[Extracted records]
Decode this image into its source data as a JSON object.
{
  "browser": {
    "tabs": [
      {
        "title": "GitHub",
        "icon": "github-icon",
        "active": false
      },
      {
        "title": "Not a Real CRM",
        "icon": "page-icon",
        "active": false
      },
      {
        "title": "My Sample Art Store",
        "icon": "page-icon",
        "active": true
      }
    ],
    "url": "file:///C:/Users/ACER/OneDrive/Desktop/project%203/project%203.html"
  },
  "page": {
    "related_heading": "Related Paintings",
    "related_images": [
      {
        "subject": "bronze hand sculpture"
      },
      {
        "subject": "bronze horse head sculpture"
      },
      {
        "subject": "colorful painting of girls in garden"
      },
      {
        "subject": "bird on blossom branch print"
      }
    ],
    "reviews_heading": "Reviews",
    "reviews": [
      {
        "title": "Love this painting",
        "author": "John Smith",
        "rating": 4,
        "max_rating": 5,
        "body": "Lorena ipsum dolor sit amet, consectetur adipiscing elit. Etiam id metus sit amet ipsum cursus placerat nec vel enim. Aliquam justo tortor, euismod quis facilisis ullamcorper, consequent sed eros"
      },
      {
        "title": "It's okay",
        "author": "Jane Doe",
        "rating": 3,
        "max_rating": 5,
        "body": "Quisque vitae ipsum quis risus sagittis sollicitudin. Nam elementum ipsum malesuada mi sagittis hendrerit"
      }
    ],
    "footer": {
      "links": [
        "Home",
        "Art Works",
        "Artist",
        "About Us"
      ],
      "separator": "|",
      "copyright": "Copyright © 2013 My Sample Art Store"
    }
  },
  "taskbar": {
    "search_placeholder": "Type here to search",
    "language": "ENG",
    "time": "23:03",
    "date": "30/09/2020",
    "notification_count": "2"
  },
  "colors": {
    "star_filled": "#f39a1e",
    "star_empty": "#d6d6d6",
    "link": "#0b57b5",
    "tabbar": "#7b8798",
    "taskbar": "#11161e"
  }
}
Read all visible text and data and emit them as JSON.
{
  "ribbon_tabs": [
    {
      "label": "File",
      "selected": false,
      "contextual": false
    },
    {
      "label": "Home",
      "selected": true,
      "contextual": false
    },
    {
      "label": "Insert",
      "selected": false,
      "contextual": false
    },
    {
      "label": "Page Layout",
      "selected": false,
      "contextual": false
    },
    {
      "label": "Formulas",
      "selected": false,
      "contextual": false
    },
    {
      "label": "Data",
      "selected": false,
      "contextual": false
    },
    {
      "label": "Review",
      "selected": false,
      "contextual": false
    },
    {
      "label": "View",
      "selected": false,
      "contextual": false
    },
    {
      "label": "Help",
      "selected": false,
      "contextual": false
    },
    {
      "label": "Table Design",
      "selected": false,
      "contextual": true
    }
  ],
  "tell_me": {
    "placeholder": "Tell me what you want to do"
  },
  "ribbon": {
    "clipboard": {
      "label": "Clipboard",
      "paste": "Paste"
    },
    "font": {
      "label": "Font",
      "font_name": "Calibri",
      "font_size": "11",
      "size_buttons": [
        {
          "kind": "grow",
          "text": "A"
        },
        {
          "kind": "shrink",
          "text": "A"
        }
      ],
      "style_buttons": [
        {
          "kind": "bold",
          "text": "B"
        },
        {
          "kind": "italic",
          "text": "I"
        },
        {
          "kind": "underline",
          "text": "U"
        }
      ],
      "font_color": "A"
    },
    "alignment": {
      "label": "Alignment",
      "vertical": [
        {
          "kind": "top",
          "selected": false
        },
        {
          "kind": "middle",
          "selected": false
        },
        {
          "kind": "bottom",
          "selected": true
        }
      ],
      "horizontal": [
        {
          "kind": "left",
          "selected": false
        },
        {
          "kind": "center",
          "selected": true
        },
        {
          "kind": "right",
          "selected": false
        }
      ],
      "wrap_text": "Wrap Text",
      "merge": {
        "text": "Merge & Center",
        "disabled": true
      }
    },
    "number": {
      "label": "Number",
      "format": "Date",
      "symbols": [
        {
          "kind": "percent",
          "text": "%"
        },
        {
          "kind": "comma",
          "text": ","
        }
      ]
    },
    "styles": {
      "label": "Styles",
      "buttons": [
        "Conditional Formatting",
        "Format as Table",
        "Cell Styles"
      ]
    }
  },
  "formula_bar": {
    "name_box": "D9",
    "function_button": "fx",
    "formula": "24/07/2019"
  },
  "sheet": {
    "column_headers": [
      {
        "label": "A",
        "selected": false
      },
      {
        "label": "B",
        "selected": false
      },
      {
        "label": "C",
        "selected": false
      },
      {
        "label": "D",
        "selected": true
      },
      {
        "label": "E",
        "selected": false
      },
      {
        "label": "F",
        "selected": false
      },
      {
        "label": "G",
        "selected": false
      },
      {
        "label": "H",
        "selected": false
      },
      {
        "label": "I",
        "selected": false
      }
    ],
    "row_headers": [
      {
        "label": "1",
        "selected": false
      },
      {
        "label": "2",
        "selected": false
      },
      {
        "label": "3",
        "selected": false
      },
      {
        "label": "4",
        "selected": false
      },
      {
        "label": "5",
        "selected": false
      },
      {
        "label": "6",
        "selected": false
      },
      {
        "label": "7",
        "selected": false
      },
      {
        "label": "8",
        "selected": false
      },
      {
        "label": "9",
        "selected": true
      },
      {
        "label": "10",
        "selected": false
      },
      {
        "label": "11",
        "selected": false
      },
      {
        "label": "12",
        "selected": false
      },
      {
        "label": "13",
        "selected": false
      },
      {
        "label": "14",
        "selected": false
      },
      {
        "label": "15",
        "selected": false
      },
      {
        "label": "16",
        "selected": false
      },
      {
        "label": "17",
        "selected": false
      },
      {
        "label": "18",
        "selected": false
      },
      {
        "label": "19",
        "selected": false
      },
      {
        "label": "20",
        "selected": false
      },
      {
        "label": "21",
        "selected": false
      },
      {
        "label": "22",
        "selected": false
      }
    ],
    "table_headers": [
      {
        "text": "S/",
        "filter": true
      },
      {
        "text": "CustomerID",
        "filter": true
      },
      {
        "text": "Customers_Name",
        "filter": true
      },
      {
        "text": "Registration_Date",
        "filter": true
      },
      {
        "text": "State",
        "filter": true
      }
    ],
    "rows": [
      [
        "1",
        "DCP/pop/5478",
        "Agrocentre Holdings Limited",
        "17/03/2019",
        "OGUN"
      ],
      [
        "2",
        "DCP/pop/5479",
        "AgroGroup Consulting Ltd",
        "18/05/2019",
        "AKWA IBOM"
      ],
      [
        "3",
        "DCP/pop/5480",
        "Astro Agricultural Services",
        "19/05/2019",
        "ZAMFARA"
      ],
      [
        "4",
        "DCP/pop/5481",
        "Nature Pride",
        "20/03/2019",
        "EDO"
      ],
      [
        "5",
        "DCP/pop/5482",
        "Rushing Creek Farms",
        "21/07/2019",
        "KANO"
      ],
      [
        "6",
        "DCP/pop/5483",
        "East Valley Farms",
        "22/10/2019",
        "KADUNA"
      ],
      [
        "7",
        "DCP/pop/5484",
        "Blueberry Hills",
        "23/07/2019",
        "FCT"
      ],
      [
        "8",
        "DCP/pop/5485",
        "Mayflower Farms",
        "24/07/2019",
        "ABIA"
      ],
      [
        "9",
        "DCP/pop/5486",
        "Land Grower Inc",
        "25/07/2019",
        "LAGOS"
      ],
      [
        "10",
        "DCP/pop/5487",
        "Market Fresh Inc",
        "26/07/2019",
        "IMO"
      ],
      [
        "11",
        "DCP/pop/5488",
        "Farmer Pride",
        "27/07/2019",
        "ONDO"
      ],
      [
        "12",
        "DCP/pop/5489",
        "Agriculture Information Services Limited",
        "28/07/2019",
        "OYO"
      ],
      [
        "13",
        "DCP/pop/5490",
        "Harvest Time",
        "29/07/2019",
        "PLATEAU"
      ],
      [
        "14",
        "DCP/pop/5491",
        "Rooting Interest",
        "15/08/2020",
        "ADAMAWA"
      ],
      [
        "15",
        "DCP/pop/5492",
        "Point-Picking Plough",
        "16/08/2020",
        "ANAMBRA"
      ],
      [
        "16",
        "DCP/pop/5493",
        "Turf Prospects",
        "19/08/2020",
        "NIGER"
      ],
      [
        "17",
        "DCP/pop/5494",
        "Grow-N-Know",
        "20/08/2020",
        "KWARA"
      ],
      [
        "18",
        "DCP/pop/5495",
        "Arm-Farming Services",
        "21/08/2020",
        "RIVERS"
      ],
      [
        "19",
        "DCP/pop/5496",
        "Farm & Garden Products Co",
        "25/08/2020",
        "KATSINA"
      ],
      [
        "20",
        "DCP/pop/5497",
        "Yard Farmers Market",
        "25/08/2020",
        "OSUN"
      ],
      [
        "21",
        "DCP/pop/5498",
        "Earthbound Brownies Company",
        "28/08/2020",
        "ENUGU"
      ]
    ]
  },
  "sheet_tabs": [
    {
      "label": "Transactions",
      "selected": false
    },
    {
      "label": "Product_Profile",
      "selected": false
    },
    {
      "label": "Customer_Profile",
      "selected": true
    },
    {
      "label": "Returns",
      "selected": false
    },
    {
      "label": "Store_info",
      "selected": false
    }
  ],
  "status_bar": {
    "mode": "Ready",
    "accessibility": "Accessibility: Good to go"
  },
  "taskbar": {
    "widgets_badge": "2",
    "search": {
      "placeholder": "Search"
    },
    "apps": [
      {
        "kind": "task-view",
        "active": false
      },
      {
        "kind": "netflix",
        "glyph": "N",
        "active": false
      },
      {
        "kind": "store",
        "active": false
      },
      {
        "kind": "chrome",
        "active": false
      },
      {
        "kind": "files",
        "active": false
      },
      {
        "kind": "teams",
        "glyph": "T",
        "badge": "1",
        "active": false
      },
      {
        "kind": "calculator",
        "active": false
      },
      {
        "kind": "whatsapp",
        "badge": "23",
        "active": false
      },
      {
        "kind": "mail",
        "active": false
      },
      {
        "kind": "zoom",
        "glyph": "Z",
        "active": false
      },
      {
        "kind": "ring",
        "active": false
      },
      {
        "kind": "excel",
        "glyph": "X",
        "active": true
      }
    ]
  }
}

Task prompt: Scan the data above and copy every line with "JSON" in it.

Solution to the problem:
Decode this image into its source data as a JSON object.
Read all visible text and data and emit them as JSON.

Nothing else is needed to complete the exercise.